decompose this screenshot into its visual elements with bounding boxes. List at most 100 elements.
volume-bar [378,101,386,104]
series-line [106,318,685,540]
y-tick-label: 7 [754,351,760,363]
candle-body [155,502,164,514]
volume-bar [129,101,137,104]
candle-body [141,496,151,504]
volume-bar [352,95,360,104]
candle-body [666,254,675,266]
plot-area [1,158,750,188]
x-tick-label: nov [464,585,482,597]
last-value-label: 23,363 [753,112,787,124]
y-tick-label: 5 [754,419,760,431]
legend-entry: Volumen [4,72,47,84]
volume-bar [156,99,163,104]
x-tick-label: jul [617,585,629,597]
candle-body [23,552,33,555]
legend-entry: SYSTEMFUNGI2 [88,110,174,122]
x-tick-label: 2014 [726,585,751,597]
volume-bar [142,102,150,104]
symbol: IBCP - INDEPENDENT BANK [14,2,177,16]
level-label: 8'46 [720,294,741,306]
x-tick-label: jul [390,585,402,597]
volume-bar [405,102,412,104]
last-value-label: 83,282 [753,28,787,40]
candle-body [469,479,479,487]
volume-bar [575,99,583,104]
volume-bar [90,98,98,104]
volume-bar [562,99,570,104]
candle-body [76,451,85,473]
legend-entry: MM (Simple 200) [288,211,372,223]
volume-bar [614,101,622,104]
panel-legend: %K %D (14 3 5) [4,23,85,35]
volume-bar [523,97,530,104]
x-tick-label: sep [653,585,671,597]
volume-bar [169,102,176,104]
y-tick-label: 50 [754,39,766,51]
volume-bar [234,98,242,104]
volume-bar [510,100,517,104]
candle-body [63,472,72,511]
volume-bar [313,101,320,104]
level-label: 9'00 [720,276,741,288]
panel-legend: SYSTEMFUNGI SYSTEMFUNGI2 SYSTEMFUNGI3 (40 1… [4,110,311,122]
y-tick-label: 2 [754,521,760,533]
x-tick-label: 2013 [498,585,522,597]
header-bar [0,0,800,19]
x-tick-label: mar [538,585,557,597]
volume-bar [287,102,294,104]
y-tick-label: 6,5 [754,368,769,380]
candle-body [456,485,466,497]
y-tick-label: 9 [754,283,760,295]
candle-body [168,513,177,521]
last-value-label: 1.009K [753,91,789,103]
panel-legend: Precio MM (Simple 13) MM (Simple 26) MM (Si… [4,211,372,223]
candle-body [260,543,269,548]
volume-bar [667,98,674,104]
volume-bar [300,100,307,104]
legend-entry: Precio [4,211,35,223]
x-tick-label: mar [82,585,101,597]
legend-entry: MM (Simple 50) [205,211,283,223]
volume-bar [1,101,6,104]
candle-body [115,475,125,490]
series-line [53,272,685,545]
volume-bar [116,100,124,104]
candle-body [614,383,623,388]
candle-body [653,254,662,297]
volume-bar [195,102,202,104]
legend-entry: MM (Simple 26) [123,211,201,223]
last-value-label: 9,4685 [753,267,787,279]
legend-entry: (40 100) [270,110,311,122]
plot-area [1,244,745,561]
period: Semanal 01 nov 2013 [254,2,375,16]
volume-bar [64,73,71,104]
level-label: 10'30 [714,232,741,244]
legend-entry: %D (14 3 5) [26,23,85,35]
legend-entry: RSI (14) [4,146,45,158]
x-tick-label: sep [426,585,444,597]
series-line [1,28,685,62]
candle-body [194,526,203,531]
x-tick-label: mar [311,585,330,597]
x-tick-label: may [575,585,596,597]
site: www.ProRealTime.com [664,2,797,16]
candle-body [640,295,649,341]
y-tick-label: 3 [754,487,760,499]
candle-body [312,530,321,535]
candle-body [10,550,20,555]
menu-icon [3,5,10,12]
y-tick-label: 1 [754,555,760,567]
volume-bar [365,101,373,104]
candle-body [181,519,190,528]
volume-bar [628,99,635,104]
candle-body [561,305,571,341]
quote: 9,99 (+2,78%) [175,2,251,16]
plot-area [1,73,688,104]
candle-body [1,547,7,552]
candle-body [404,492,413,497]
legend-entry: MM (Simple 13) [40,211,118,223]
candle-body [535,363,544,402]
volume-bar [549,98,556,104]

SHORT TASK:
Express the data as a JSON list of strings, from its first line through the line containing "legend-entry: Volumen [4,72,47,84]", with both of those lines included. Give one string per line and leave out blank lines.

TASK OUTPUT:
[
  "decompose this screenshot into its visual elements with bounding boxes. List at most 100 elements.",
  "volume-bar [378,101,386,104]",
  "series-line [106,318,685,540]",
  "y-tick-label: 7 [754,351,760,363]",
  "candle-body [155,502,164,514]",
  "volume-bar [129,101,137,104]",
  "candle-body [141,496,151,504]",
  "volume-bar [352,95,360,104]",
  "candle-body [666,254,675,266]",
  "plot-area [1,158,750,188]",
  "x-tick-label: nov [464,585,482,597]",
  "last-value-label: 23,363 [753,112,787,124]",
  "y-tick-label: 5 [754,419,760,431]",
  "legend-entry: Volumen [4,72,47,84]"
]